Stated goal 1 —
Convert the stretch of the listing from the line containing "method-zeros-label[interactable]: Zeros: [907, 134, 935, 146]" through the line containing "162, 827, 174]" into a JSON list of strings, one string per line, leaving out blank lines.

Passage provided —
↓↓↓

725 N. Hwy A1A, Suite C-106

Jupiter, FL 33477

 

                                               September 4, 2020

 

Securities and Exchange Commission

100 F Street N.E.

Washington, D.C. 20549

Division of Corporation Finance

Attention: Mary Beth Breslin, Kristin Lochhead, Kate Tillan, Jeffrey Gabor

 

Re: Jupiter Wellness, Inc.

Amendment No. 4 to Registration Statement on Form S-1

Filed August 25, 2020

File No. 333-239229

 

Ladies and Gentlemen:

 

Jupiter Wellness, Inc. (the “Company”) is hereby submitting Amendment No. 5 to the Company’s Registration Statement on Form S-1 (“Amendment No. 5”). Amendment No. 5 reflects the Company’s changes in response to the comments from the staff (the “Staff”) of the Securities and Exchange Commission, received on September 3, 2020, relating to the above-referenced Amendment No. 4 to the Registration Statement on Form S-1.

 

For the Staff's convenience, the Staff's comments have been stated below in bold type, followed by the Company’s responses thereto. Unless otherwise indicated, capitalized terms used herein have the meanings assigned to them in Amendment No. 5 and all references to page numbers in such responses are to page numbers in Amendment No. 5.

↑↑↑

Stated goal 2 —
Summarize the letter above in two sentences.

Recorded data —
↓↓↓

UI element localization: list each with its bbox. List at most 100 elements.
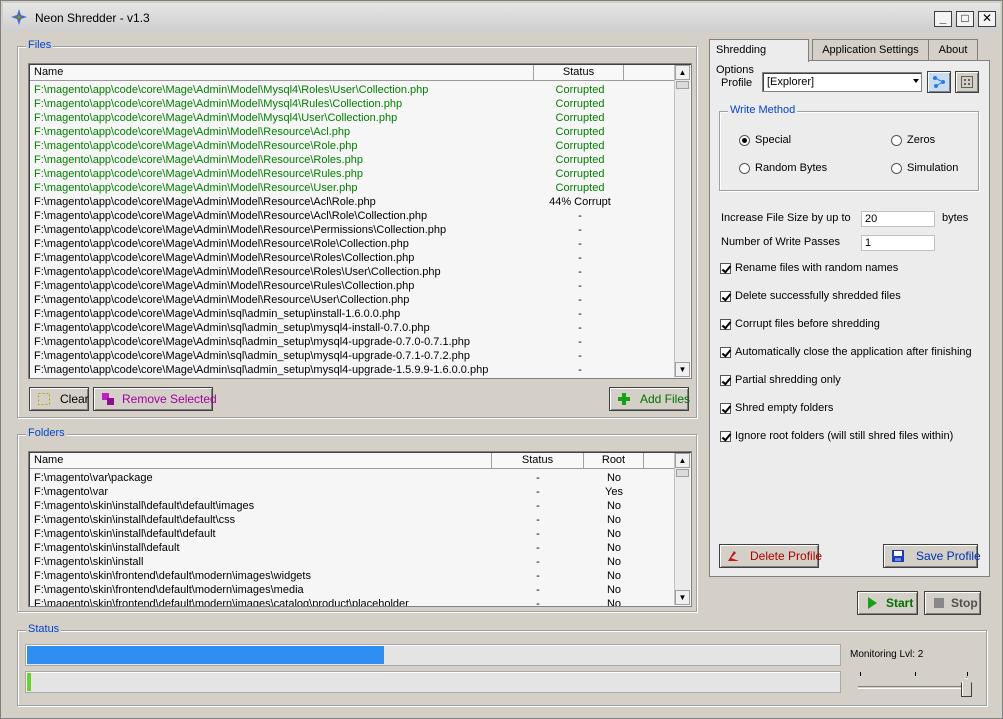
method-zeros-label[interactable]: Zeros: [907, 134, 935, 146]
start-button[interactable]: Start: [857, 591, 918, 615]
folder-row[interactable]: F:\magento\skin\install\default\default\…: [30, 513, 670, 527]
files-group-label: Files: [26, 39, 54, 51]
tab-application-settings[interactable]: Application Settings: [812, 39, 929, 60]
file-row[interactable]: F:\magento\app\code\core\Mage\Admin\Mode…: [30, 111, 670, 125]
save-profile-button[interactable]: Save Profile: [883, 544, 981, 568]
method-special-label[interactable]: Special: [755, 134, 791, 146]
method-random-bytes-label[interactable]: Random Bytes: [755, 162, 827, 174]
add-files-button[interactable]: Add Files: [609, 387, 690, 411]
folder-name: F:\magento\skin\install\default\default\…: [34, 500, 255, 512]
delete-profile-button[interactable]: Delete Profile: [719, 544, 822, 568]
option-checkbox[interactable]: [720, 375, 731, 386]
folder-root: No: [606, 556, 622, 568]
scroll-thumb[interactable]: [676, 81, 689, 89]
passes-input[interactable]: 1: [861, 235, 935, 251]
file-progress-fill: [27, 673, 31, 691]
file-row[interactable]: F:\magento\app\code\core\Mage\Admin\sql\…: [30, 307, 670, 321]
title-bar[interactable]: Neon Shredder - v1.3 _ □ ✕: [3, 3, 1000, 31]
increase-size-input[interactable]: 20: [861, 211, 935, 227]
file-row[interactable]: F:\magento\app\code\core\Mage\Admin\sql\…: [30, 363, 670, 377]
file-row[interactable]: F:\magento\app\code\core\Mage\Admin\Mode…: [30, 237, 670, 251]
option-checkbox[interactable]: [720, 291, 731, 302]
profile-grid-button[interactable]: [955, 71, 979, 93]
file-row[interactable]: F:\magento\app\code\core\Mage\Admin\sql\…: [30, 321, 670, 335]
file-row[interactable]: F:\magento\app\code\core\Mage\Admin\Mode…: [30, 153, 670, 167]
clear-button[interactable]: Clear: [29, 387, 89, 411]
option-checkbox[interactable]: [720, 319, 731, 330]
method-simulation-label[interactable]: Simulation: [907, 162, 958, 174]
scroll-up-icon[interactable]: ▲: [675, 65, 690, 80]
file-row[interactable]: F:\magento\app\code\core\Mage\Admin\Mode…: [30, 97, 670, 111]
file-row[interactable]: F:\magento\app\code\core\Mage\Admin\Mode…: [30, 139, 670, 153]
monitoring-slider-track[interactable]: [858, 686, 971, 689]
files-col-name[interactable]: Name: [30, 65, 534, 81]
file-row[interactable]: F:\magento\app\code\core\Mage\Admin\Mode…: [30, 223, 670, 237]
file-status: -: [578, 252, 582, 264]
folder-row[interactable]: F:\magento\skin\frontend\default\modern\…: [30, 597, 670, 606]
explorer-integration-button[interactable]: [927, 71, 951, 93]
folder-row[interactable]: F:\magento\skin\frontend\default\modern\…: [30, 569, 670, 583]
scroll-up-icon[interactable]: ▲: [675, 453, 690, 468]
files-col-status[interactable]: Status: [534, 65, 624, 81]
file-row[interactable]: F:\magento\app\code\core\Mage\Admin\sql\…: [30, 349, 670, 363]
folders-list[interactable]: Name Status Root F:\magento\var\package -…: [28, 451, 692, 607]
file-row[interactable]: F:\magento\app\code\core\Mage\Admin\Mode…: [30, 181, 670, 195]
folders-col-status[interactable]: Status: [492, 453, 584, 469]
option-checkbox-label[interactable]: Ignore root folders (will still shred fi…: [735, 430, 953, 442]
file-row[interactable]: F:\magento\app\code\core\Mage\Admin\Mode…: [30, 251, 670, 265]
option-checkbox-label[interactable]: Automatically close the application afte…: [735, 346, 972, 358]
option-checkbox-label[interactable]: Corrupt files before shredding: [735, 318, 880, 330]
maximize-button[interactable]: □: [956, 11, 974, 27]
option-checkbox[interactable]: [720, 431, 731, 442]
folder-row[interactable]: F:\magento\var - Yes: [30, 485, 670, 499]
folder-root: No: [606, 514, 622, 526]
method-random-bytes-radio[interactable]: [739, 163, 750, 174]
option-checkbox-label[interactable]: Partial shredding only: [735, 374, 841, 386]
files-list[interactable]: Name Status F:\magento\app\code\core\Mag…: [28, 63, 692, 379]
file-status: -: [578, 322, 582, 334]
file-row[interactable]: F:\magento\app\code\core\Mage\Admin\Mode…: [30, 195, 670, 209]
folders-col-root[interactable]: Root: [584, 453, 644, 469]
monitoring-level-label: Monitoring Lvl: 2: [850, 649, 924, 660]
method-zeros-radio[interactable]: [891, 135, 902, 146]
folders-col-name[interactable]: Name: [30, 453, 492, 469]
files-scrollbar[interactable]: ▲ ▼: [674, 65, 690, 377]
minimize-button[interactable]: _: [934, 11, 952, 27]
file-row[interactable]: F:\magento\app\code\core\Mage\Admin\Mode…: [30, 293, 670, 307]
scroll-down-icon[interactable]: ▼: [675, 362, 690, 377]
folder-row[interactable]: F:\magento\skin\install\default - No: [30, 541, 670, 555]
file-name: F:\magento\app\code\core\Mage\Admin\Mode…: [34, 238, 409, 250]
file-progress-bar: [25, 671, 841, 693]
profile-select[interactable]: [Explorer]: [762, 72, 922, 92]
file-row[interactable]: F:\magento\app\code\core\Mage\Admin\Mode…: [30, 167, 670, 181]
stop-button[interactable]: Stop: [924, 591, 981, 615]
file-row[interactable]: F:\magento\app\code\core\Mage\Admin\sql\…: [30, 335, 670, 349]
scroll-down-icon[interactable]: ▼: [675, 590, 690, 605]
file-row[interactable]: F:\magento\app\code\core\Mage\Admin\Mode…: [30, 279, 670, 293]
option-checkbox-label[interactable]: Delete successfully shredded files: [735, 290, 901, 302]
scroll-thumb[interactable]: [676, 469, 689, 477]
folders-scrollbar[interactable]: ▲ ▼: [674, 453, 690, 605]
folder-row[interactable]: F:\magento\skin\install - No: [30, 555, 670, 569]
file-row[interactable]: F:\magento\app\code\core\Mage\Admin\Mode…: [30, 265, 670, 279]
option-checkbox-label[interactable]: Rename files with random names: [735, 262, 898, 274]
file-row[interactable]: F:\magento\app\code\core\Mage\Admin\Mode…: [30, 83, 670, 97]
file-row[interactable]: F:\magento\app\code\core\Mage\Admin\Mode…: [30, 125, 670, 139]
file-row[interactable]: F:\magento\app\code\core\Mage\Admin\Mode…: [30, 209, 670, 223]
remove-selected-button[interactable]: Remove Selected: [93, 387, 217, 411]
option-checkbox[interactable]: [720, 263, 731, 274]
close-button[interactable]: ✕: [978, 11, 996, 27]
folder-row[interactable]: F:\magento\var\package - No: [30, 471, 670, 485]
method-simulation-radio[interactable]: [891, 163, 902, 174]
option-checkbox[interactable]: [720, 403, 731, 414]
option-checkbox-label[interactable]: Shred empty folders: [735, 402, 833, 414]
option-checkbox[interactable]: [720, 347, 731, 358]
folder-row[interactable]: F:\magento\skin\install\default\default\…: [30, 499, 670, 513]
method-special-radio[interactable]: [739, 135, 750, 146]
folder-row[interactable]: F:\magento\skin\frontend\default\modern\…: [30, 583, 670, 597]
tab-shredding-options[interactable]: Shredding Options: [709, 39, 809, 76]
tab-about[interactable]: About: [928, 39, 978, 60]
status-group: Status: [17, 623, 987, 706]
folder-status: -: [536, 556, 540, 568]
folder-row[interactable]: F:\magento\skin\install\default\default -…: [30, 527, 670, 541]
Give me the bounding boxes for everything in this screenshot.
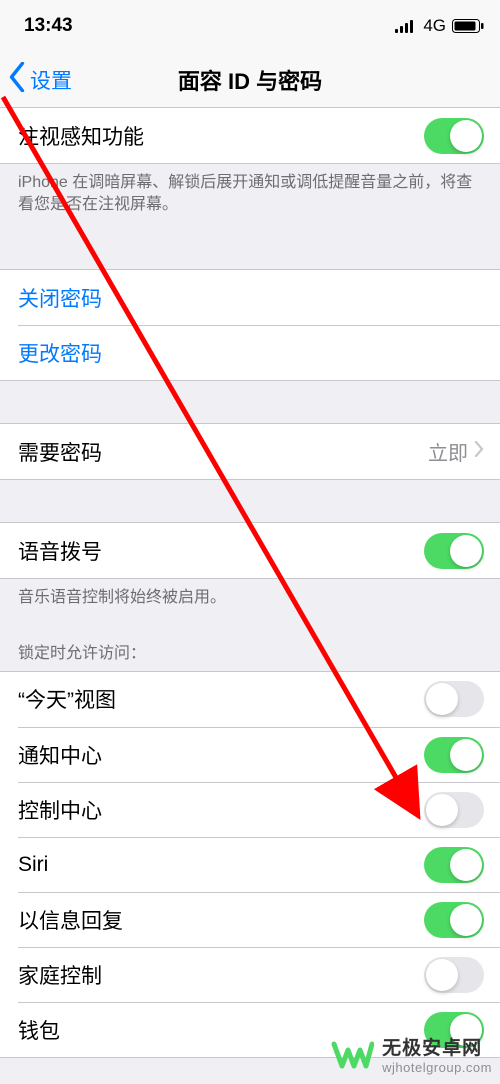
- voice-label: 语音拨号: [18, 536, 102, 566]
- lock-row-0[interactable]: “今天”视图: [0, 672, 500, 727]
- back-button[interactable]: 设置: [0, 62, 72, 98]
- lock-label: 家庭控制: [18, 960, 102, 990]
- watermark-title: 无极安卓网: [382, 1033, 492, 1060]
- lock-row-2[interactable]: 控制中心: [18, 782, 500, 837]
- lock-group: “今天”视图通知中心控制中心 Siri 以信息回复家庭控制钱包: [0, 671, 500, 1058]
- lock-label: 以信息回复: [18, 905, 123, 935]
- lock-row-1[interactable]: 通知中心: [18, 727, 500, 782]
- chevron-right-icon: [474, 440, 484, 463]
- passcode-group: 关闭密码 更改密码: [0, 269, 500, 381]
- lock-label: 钱包: [18, 1015, 60, 1045]
- attention-toggle[interactable]: [424, 118, 484, 154]
- back-label: 设置: [30, 65, 72, 95]
- battery-icon: [452, 19, 484, 33]
- voice-toggle[interactable]: [424, 533, 484, 569]
- lock-toggle[interactable]: [424, 737, 484, 773]
- page-title: 面容 ID 与密码: [0, 64, 500, 96]
- lock-label: Siri: [18, 853, 48, 877]
- attention-label: 注视感知功能: [18, 121, 144, 151]
- lock-row-4[interactable]: 以信息回复: [18, 892, 500, 947]
- lock-label: “今天”视图: [18, 684, 116, 714]
- require-value: 立即: [428, 437, 468, 466]
- status-time: 13:43: [24, 15, 73, 37]
- attention-group: 注视感知功能: [0, 108, 500, 164]
- lock-toggle[interactable]: [424, 681, 484, 717]
- status-right: 4G: [395, 16, 484, 36]
- attention-row[interactable]: 注视感知功能: [0, 108, 500, 163]
- lock-toggle[interactable]: [424, 792, 484, 828]
- attention-footer: iPhone 在调暗屏幕、解锁后展开通知或调低提醒音量之前，将查看您是否在注视屏…: [0, 164, 500, 227]
- voice-footer: 音乐语音控制将始终被启用。: [0, 579, 500, 621]
- change-label: 更改密码: [18, 338, 102, 368]
- chevron-left-icon: [8, 62, 26, 98]
- watermark-url: wjhotelgroup.com: [382, 1060, 492, 1075]
- network-label: 4G: [423, 16, 446, 36]
- require-row[interactable]: 需要密码 立即: [0, 424, 500, 479]
- lock-toggle[interactable]: [424, 902, 484, 938]
- watermark-logo-icon: [330, 1032, 374, 1076]
- lock-label: 控制中心: [18, 795, 102, 825]
- nav-bar: 设置 面容 ID 与密码: [0, 52, 500, 108]
- lock-row-5[interactable]: 家庭控制: [18, 947, 500, 1002]
- lock-toggle[interactable]: [424, 957, 484, 993]
- lock-row-3[interactable]: Siri: [18, 837, 500, 892]
- lock-header: 锁定时允许访问：: [0, 621, 500, 671]
- voice-group: 语音拨号: [0, 522, 500, 579]
- status-bar: 13:43 4G: [0, 0, 500, 52]
- lock-label: 通知中心: [18, 740, 102, 770]
- turn-off-label: 关闭密码: [18, 283, 102, 313]
- voice-row[interactable]: 语音拨号: [0, 523, 500, 578]
- require-group: 需要密码 立即: [0, 423, 500, 480]
- watermark: 无极安卓网 wjhotelgroup.com: [330, 1032, 492, 1076]
- require-label: 需要密码: [18, 437, 102, 467]
- change-passcode[interactable]: 更改密码: [18, 325, 500, 380]
- lock-toggle[interactable]: [424, 847, 484, 883]
- turn-off-passcode[interactable]: 关闭密码: [0, 270, 500, 325]
- signal-icon: [395, 19, 417, 33]
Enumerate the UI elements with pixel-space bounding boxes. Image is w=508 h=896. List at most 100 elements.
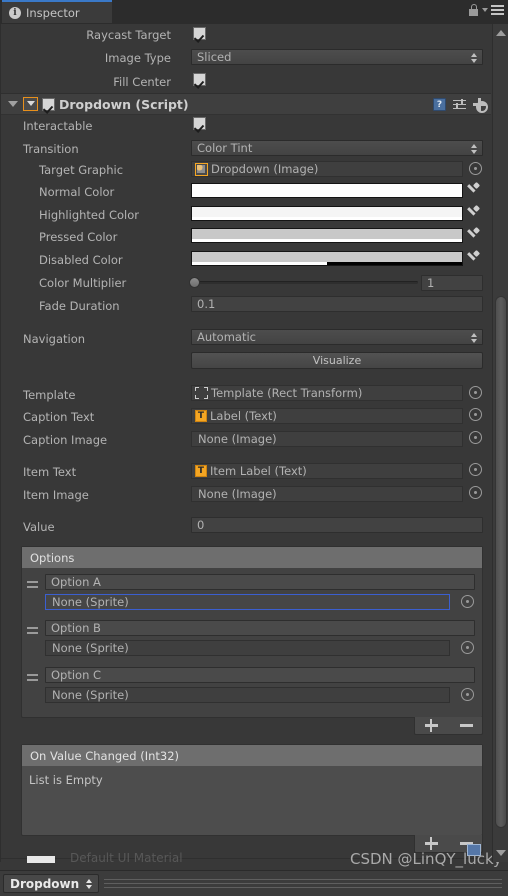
text-icon: T xyxy=(195,465,207,477)
checkbox-fill-center[interactable] xyxy=(193,73,206,86)
tab-inspector[interactable]: i Inspector xyxy=(2,0,112,23)
input-option-a-text-value: Option A xyxy=(51,575,101,589)
colorfield-highlighted-color[interactable] xyxy=(191,206,463,221)
onvaluechanged-empty-label: List is Empty xyxy=(29,773,103,787)
tab-inspector-label: Inspector xyxy=(26,5,80,20)
input-option-c-text[interactable]: Option C xyxy=(45,667,475,683)
input-option-a-text[interactable]: Option A xyxy=(45,574,475,590)
inspector-window: i Inspector Raycast Target Image Type Sl… xyxy=(0,0,508,896)
checkbox-component-enabled[interactable] xyxy=(42,97,55,111)
eyedropper-pressed-color[interactable] xyxy=(467,228,480,242)
objectfield-caption-image-value: None (Image) xyxy=(198,432,277,446)
checkbox-raycast-target[interactable] xyxy=(193,27,206,40)
color-alpha-bar xyxy=(192,194,462,197)
popup-transition[interactable]: Color Tint xyxy=(191,140,483,156)
hamburger-menu-icon[interactable] xyxy=(491,5,504,15)
visualize-button[interactable]: Visualize xyxy=(191,352,483,369)
options-remove-button[interactable] xyxy=(459,719,473,732)
popup-transition-value: Color Tint xyxy=(197,141,253,155)
label-fade-duration: Fade Duration xyxy=(39,299,120,313)
component-title: Dropdown (Script) xyxy=(59,96,189,112)
objectfield-template[interactable]: Template (Rect Transform) xyxy=(191,385,463,401)
drag-handle-option-a[interactable] xyxy=(27,581,38,588)
watermark-text: CSDN @LinQY_lucky xyxy=(350,850,502,868)
object-picker-caption-text[interactable] xyxy=(469,408,482,421)
object-picker-item-text[interactable] xyxy=(469,463,482,476)
object-picker-option-a-sprite[interactable] xyxy=(461,595,474,608)
help-icon[interactable]: ? xyxy=(433,98,446,111)
objectfield-option-b-sprite[interactable]: None (Sprite) xyxy=(45,640,450,656)
object-picker-template[interactable] xyxy=(469,386,482,399)
input-option-b-text-value: Option B xyxy=(51,621,101,635)
color-swatch-fill xyxy=(192,184,462,194)
scrollbar-thumb[interactable] xyxy=(495,296,507,828)
object-picker-target-graphic[interactable] xyxy=(469,162,482,175)
options-add-button[interactable] xyxy=(424,719,438,732)
objectfield-caption-image[interactable]: None (Image) xyxy=(191,431,463,447)
input-option-b-text[interactable]: Option B xyxy=(45,620,475,636)
foldout-triangle-icon[interactable] xyxy=(8,101,18,107)
chevron-down-icon[interactable] xyxy=(482,8,488,12)
eyedropper-normal-color[interactable] xyxy=(467,183,480,197)
colorfield-disabled-color[interactable] xyxy=(191,251,463,266)
info-icon: i xyxy=(9,6,21,19)
options-list-header: Options xyxy=(22,547,482,568)
preset-icon[interactable] xyxy=(453,98,466,111)
eyedropper-disabled-color[interactable] xyxy=(467,251,480,265)
slider-color-multiplier-track[interactable] xyxy=(196,281,418,284)
objectfield-option-a-sprite[interactable]: None (Sprite) xyxy=(45,594,450,610)
scroll-down-arrow-icon[interactable] xyxy=(496,850,506,856)
options-list-toolbar xyxy=(414,717,483,735)
objectfield-option-b-sprite-value: None (Sprite) xyxy=(52,641,129,655)
color-swatch-fill xyxy=(192,207,462,217)
input-fade-duration[interactable]: 0.1 xyxy=(191,296,483,312)
objectfield-caption-text-value: Label (Text) xyxy=(210,409,277,423)
label-navigation: Navigation xyxy=(23,332,86,346)
color-swatch-fill xyxy=(192,229,462,239)
objectfield-item-image-value: None (Image) xyxy=(198,487,277,501)
slider-color-multiplier-handle[interactable] xyxy=(189,277,200,288)
label-fill-center: Fill Center xyxy=(113,75,171,89)
input-color-multiplier[interactable]: 1 xyxy=(421,275,483,291)
objectfield-caption-text[interactable]: T Label (Text) xyxy=(191,408,463,424)
objectfield-target-graphic[interactable]: Dropdown (Image) xyxy=(191,161,463,177)
selected-object-dropdown[interactable]: Dropdown xyxy=(3,874,100,893)
color-alpha-bar xyxy=(192,217,462,220)
gear-icon[interactable] xyxy=(473,98,488,113)
object-picker-option-b-sprite[interactable] xyxy=(461,641,474,654)
vertical-scrollbar[interactable] xyxy=(492,24,508,862)
tab-bar: i Inspector xyxy=(0,0,508,24)
eyedropper-highlighted-color[interactable] xyxy=(467,206,480,220)
checkbox-interactable[interactable] xyxy=(193,117,206,130)
options-list-header-label: Options xyxy=(30,550,75,565)
objectfield-option-c-sprite[interactable]: None (Sprite) xyxy=(45,687,450,703)
label-caption-text: Caption Text xyxy=(23,410,95,424)
input-color-multiplier-value: 1 xyxy=(427,276,435,290)
objectfield-template-value: Template (Rect Transform) xyxy=(211,386,363,400)
popup-image-type[interactable]: Sliced xyxy=(191,49,483,65)
updown-arrows-icon xyxy=(470,53,477,63)
drag-handle-option-c[interactable] xyxy=(27,674,38,681)
material-name-label: Default UI Material xyxy=(70,851,183,865)
input-value[interactable]: 0 xyxy=(191,517,483,533)
popup-navigation[interactable]: Automatic xyxy=(191,329,483,345)
label-raycast-target: Raycast Target xyxy=(86,28,171,42)
updown-arrows-icon xyxy=(470,144,477,154)
footer-bar: Dropdown xyxy=(0,870,508,896)
colorfield-pressed-color[interactable] xyxy=(191,228,463,243)
material-preview-swatch xyxy=(27,856,55,863)
input-value-text: 0 xyxy=(197,518,205,532)
object-picker-item-image[interactable] xyxy=(469,486,482,499)
image-icon xyxy=(195,162,208,176)
label-disabled-color: Disabled Color xyxy=(39,253,123,267)
component-header-dropdown[interactable]: Dropdown (Script) ? xyxy=(1,93,491,115)
colorfield-normal-color[interactable] xyxy=(191,183,463,198)
lock-icon[interactable] xyxy=(468,4,479,16)
object-picker-caption-image[interactable] xyxy=(469,431,482,444)
drag-handle-option-b[interactable] xyxy=(27,627,38,634)
scroll-up-arrow-icon[interactable] xyxy=(496,30,506,36)
object-picker-option-c-sprite[interactable] xyxy=(461,688,474,701)
objectfield-item-text[interactable]: T Item Label (Text) xyxy=(191,463,463,479)
label-normal-color: Normal Color xyxy=(39,185,115,199)
objectfield-item-image[interactable]: None (Image) xyxy=(191,486,463,502)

↑↑↑

Task solution 1 —
[
  "method-zeros-label[interactable]: Zeros: [907, 134, 935, 146]",
  "start-button[interactable]: Start: [857, 591, 918, 615]",
  "folder-row[interactable]: F:\\magento\\skin\\install\\default\\default\\…: [30, 513, 670, 527]",
  "files-group-label: Files: [26, 39, 54, 51]",
  "tab-application-settings[interactable]: Application Settings: [812, 39, 929, 60]",
  "file-row[interactable]: F:\\magento\\app\\code\\core\\Mage\\Admin\\Mode…: [30, 111, 670, 125]",
  "save-profile-button[interactable]: Save Profile: [883, 544, 981, 568]",
  "method-special-label[interactable]: Special: [755, 134, 791, 146]",
  "method-random-bytes-label[interactable]: Random Bytes: [755, 162, 827, 174]"
]

Task solution 2 —
Jupiter Wellness, Inc. is submitting Amendment No. 5 to its Registration Statement on Form S-1, reflecting changes made in response to comments from the Securities and Exchange Commission Staff, received on September 3, 2020, about Amendment No. 4. The Staff's comments are stated in bold type and followed by the Company's responses, and capitalized terms and page references refer to Amendment No. 5 unless otherwise indicated.